• _Your objective_: Pull every line that holds the word "models" from the entries.

═════ Data for the task ═════

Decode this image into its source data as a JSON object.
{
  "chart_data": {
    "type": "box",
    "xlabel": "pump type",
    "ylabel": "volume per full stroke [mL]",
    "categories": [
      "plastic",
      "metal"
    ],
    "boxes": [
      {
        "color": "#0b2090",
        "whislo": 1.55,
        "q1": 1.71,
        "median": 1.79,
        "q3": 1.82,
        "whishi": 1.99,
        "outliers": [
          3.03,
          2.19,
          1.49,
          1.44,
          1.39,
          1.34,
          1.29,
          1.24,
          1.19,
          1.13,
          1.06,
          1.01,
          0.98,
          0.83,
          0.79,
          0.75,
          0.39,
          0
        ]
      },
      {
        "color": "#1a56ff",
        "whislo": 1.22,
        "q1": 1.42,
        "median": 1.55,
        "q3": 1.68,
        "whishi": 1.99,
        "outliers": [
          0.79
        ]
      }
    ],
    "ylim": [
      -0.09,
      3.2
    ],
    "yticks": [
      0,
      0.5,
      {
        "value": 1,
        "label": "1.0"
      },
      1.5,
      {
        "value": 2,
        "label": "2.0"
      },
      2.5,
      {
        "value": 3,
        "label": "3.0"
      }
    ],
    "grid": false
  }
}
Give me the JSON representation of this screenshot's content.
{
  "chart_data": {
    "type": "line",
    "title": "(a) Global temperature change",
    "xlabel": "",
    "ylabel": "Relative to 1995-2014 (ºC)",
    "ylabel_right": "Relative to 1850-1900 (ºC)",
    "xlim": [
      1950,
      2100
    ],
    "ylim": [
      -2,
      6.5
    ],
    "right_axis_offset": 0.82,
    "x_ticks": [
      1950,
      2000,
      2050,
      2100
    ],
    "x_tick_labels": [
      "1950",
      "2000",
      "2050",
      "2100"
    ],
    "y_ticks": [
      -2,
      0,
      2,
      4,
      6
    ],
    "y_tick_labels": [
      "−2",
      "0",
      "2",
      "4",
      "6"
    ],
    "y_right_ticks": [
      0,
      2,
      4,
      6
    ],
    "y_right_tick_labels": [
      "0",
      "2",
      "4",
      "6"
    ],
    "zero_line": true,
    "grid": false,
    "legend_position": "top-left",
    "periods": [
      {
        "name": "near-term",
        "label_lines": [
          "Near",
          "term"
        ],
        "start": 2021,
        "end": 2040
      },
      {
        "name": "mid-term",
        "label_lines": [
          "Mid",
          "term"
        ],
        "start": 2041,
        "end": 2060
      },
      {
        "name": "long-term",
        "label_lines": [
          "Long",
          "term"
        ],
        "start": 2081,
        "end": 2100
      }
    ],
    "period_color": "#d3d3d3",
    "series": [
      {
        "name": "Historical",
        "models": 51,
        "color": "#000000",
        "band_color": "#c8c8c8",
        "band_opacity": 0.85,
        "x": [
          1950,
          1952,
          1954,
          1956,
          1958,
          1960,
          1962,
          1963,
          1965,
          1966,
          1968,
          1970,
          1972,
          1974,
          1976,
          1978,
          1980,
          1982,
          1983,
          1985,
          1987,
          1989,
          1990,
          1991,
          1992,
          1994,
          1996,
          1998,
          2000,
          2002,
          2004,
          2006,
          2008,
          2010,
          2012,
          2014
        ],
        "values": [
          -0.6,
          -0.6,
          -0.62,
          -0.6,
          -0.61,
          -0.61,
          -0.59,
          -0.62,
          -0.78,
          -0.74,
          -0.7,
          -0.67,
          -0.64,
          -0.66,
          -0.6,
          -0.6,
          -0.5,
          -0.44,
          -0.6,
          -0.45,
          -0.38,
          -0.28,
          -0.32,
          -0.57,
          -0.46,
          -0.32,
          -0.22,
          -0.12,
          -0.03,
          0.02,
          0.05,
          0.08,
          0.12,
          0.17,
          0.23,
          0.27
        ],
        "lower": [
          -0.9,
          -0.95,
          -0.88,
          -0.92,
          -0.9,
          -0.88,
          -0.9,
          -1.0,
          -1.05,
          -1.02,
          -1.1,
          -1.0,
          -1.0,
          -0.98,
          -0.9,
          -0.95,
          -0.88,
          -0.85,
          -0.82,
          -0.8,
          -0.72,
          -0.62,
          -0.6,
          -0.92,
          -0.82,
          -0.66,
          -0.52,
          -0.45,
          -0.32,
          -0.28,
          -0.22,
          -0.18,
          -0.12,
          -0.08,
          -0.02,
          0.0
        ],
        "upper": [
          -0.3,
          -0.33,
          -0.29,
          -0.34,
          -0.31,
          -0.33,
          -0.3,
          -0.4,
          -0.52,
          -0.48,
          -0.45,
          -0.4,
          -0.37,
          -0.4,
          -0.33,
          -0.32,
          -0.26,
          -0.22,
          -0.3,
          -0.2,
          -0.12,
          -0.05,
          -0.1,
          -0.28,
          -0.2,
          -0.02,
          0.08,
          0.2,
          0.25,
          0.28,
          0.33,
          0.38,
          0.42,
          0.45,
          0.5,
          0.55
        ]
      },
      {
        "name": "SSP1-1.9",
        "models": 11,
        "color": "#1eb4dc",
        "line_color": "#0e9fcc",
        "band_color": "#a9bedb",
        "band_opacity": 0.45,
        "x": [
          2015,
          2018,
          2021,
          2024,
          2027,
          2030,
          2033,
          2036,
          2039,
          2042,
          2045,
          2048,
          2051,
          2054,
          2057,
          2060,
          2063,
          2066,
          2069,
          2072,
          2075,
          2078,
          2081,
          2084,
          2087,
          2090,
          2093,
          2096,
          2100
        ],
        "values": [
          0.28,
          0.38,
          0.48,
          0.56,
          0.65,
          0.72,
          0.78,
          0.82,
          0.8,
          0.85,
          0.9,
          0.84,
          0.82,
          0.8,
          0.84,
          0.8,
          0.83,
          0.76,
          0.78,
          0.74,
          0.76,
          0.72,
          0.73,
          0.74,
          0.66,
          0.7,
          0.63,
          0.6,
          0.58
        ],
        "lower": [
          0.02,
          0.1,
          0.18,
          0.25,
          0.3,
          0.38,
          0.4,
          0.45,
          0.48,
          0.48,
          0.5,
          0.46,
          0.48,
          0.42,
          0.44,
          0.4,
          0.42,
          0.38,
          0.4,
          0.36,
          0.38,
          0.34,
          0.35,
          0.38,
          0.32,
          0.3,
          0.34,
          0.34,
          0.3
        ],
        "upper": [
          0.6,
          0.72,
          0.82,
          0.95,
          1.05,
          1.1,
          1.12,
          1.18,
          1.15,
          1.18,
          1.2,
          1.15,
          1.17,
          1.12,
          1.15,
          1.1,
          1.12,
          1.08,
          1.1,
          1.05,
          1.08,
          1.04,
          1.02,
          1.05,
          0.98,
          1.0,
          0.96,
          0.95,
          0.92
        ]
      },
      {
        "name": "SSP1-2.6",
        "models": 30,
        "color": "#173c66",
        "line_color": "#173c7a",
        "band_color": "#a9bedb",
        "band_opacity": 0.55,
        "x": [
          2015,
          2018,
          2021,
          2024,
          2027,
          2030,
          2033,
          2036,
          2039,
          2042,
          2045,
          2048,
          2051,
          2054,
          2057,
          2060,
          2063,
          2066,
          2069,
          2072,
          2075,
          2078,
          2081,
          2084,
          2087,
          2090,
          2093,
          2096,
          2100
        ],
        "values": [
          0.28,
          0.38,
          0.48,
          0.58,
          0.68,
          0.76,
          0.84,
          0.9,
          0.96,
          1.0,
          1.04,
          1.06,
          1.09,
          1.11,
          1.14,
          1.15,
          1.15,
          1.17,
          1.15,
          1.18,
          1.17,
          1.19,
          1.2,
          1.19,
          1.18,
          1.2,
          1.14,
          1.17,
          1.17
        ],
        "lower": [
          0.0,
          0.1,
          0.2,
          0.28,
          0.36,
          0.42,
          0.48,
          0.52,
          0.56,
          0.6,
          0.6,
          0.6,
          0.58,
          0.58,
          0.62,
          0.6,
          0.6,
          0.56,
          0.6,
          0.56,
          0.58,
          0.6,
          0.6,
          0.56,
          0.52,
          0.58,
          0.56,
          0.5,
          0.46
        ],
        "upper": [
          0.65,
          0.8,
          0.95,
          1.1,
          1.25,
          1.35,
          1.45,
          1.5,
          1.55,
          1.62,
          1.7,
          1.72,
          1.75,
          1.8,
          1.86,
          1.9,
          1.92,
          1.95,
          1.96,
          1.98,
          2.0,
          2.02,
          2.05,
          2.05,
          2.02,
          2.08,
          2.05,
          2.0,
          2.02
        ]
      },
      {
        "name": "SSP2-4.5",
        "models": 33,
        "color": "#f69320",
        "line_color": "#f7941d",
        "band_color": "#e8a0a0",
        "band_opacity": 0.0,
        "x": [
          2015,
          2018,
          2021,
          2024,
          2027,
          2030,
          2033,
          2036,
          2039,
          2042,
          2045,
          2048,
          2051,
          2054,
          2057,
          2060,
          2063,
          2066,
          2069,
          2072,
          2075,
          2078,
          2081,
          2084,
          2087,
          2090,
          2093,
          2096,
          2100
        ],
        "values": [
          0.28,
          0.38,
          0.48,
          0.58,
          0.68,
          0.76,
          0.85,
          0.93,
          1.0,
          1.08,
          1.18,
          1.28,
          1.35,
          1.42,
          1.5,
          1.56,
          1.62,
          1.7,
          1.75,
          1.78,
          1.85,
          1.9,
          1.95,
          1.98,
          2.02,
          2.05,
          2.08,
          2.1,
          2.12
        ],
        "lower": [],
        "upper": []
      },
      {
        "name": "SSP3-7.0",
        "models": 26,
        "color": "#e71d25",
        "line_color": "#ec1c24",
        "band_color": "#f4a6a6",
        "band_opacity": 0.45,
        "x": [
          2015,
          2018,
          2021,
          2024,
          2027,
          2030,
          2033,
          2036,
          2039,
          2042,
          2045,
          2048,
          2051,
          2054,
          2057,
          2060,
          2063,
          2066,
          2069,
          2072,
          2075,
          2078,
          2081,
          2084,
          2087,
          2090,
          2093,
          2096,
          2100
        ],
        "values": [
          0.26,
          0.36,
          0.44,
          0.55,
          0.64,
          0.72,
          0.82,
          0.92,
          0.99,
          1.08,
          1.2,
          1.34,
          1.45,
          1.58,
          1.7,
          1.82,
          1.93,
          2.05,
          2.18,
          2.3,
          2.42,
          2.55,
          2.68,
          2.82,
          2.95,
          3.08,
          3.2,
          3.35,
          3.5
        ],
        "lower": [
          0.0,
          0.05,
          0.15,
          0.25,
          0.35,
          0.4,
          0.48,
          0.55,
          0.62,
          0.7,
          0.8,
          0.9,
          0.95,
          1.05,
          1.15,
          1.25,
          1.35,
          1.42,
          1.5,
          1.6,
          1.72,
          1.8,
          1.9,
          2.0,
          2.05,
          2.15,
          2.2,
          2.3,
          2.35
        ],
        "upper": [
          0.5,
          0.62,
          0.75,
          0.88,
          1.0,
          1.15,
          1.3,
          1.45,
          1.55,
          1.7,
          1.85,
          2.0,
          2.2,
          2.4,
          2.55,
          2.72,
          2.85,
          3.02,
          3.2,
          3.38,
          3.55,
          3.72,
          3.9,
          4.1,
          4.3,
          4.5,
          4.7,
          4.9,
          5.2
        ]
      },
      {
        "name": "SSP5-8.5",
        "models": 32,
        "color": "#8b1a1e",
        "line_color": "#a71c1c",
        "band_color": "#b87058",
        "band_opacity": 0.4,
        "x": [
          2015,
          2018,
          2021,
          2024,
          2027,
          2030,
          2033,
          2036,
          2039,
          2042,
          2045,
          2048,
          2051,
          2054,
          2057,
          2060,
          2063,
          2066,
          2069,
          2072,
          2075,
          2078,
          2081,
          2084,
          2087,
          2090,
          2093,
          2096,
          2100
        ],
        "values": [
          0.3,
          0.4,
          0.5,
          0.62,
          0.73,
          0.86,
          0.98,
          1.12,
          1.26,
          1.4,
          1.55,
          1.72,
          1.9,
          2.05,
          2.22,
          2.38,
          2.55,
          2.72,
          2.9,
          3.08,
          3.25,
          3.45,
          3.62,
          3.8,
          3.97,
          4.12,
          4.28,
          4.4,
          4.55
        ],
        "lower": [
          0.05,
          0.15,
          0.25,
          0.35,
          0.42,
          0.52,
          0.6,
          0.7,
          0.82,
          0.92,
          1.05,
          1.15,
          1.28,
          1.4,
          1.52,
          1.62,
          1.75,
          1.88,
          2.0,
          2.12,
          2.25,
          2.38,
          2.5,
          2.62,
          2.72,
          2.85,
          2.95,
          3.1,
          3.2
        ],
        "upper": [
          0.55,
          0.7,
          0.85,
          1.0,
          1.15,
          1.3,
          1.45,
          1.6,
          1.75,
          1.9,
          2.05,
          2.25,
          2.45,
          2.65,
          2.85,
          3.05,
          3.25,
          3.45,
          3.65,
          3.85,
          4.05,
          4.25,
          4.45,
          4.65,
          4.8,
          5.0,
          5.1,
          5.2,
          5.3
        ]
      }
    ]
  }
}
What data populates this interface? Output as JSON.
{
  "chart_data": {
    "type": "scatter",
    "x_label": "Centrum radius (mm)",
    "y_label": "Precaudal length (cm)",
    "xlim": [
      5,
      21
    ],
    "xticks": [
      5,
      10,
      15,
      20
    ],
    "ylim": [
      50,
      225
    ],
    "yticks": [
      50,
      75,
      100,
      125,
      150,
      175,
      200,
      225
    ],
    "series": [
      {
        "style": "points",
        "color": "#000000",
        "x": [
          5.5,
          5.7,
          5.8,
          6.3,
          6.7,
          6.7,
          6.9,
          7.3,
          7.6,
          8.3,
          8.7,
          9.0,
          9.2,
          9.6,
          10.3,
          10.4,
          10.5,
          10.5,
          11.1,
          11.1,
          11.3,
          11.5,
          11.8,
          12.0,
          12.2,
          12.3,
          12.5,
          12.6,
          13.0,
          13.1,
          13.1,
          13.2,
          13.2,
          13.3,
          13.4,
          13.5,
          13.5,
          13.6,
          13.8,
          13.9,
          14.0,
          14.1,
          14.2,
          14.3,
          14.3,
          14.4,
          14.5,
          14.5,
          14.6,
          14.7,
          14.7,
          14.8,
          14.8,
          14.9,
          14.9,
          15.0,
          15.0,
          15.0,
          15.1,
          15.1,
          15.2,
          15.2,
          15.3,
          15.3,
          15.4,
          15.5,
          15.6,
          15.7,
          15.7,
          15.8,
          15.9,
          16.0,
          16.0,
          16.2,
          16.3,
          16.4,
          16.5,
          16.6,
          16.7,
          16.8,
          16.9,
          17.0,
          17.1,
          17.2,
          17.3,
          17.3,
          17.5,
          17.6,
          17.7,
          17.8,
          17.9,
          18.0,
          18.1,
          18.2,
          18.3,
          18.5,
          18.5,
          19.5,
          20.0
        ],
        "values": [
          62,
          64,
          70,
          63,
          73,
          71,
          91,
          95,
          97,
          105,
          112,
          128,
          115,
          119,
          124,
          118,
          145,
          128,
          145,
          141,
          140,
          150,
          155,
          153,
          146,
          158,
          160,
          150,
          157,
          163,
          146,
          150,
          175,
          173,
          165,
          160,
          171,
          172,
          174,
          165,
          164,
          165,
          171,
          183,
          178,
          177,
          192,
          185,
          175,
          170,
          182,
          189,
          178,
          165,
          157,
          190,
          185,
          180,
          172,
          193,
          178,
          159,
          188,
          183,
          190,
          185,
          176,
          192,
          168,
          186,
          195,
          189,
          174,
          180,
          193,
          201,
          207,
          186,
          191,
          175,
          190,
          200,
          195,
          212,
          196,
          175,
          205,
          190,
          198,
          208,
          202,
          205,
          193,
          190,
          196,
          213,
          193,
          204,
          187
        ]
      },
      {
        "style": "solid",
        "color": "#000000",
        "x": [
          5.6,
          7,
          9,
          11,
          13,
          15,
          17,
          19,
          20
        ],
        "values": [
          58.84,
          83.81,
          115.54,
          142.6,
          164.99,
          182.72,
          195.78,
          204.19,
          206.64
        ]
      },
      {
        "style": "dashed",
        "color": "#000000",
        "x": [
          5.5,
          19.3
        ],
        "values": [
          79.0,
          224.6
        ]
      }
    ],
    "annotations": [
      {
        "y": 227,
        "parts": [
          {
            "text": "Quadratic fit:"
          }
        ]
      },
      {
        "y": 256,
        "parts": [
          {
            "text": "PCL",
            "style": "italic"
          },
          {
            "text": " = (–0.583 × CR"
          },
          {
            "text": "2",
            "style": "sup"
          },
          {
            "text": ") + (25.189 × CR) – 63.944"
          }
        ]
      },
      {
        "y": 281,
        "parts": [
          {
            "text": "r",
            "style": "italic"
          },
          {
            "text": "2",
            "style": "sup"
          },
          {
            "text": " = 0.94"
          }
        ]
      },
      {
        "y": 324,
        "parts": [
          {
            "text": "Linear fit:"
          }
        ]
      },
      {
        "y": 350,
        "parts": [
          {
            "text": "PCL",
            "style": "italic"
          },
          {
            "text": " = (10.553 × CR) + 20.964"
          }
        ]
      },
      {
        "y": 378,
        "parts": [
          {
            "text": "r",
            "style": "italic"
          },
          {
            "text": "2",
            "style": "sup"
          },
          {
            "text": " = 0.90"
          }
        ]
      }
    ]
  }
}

═════

• _Complete output_:
        "models": 51,
        "models": 11,
        "models": 30,
        "models": 33,
        "models": 26,
        "models": 32,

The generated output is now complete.